◆ **Requirements**
Lines containing the word "measure" are the ones to copy from the records below.

--- start ---

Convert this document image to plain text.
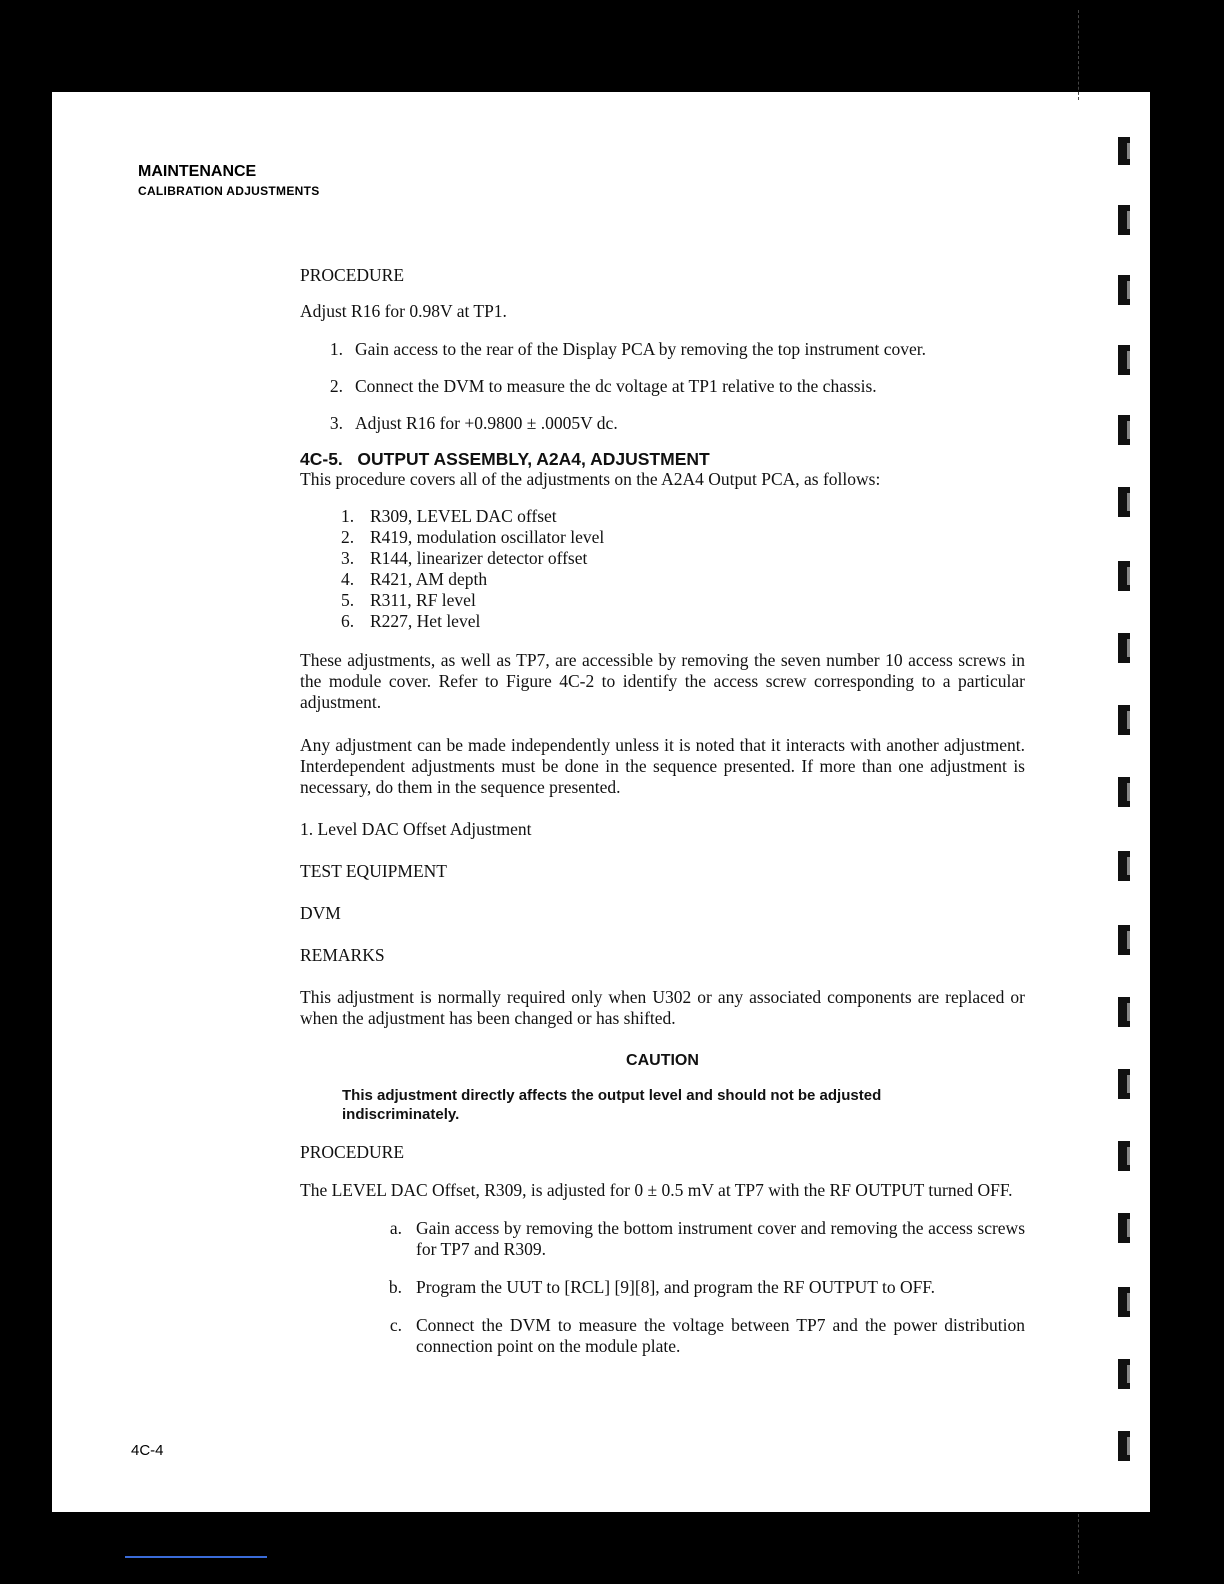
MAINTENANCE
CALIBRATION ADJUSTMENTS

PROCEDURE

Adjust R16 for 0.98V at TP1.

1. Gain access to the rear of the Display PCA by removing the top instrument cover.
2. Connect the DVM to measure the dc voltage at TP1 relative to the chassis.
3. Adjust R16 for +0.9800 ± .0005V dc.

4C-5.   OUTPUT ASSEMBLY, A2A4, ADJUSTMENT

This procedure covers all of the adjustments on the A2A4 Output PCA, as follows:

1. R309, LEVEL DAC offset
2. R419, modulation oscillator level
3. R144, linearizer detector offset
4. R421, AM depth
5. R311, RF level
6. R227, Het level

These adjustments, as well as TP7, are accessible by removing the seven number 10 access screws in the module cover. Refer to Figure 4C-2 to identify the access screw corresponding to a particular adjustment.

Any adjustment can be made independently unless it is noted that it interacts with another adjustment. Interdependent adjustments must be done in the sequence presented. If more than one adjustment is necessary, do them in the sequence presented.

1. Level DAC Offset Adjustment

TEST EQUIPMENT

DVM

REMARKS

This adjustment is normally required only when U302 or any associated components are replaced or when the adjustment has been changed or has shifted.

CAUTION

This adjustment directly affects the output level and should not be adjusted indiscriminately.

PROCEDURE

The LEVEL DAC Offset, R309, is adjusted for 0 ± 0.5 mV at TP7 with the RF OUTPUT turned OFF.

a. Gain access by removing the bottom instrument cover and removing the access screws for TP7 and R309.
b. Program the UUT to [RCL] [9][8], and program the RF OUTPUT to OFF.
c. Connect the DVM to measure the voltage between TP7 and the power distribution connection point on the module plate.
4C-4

--- end ---

◆ **Task result**
2. Connect the DVM to measure the dc voltage at TP1 relative to the chassis.
c. Connect the DVM to measure the voltage between TP7 and the power distribution connection point on the module plate.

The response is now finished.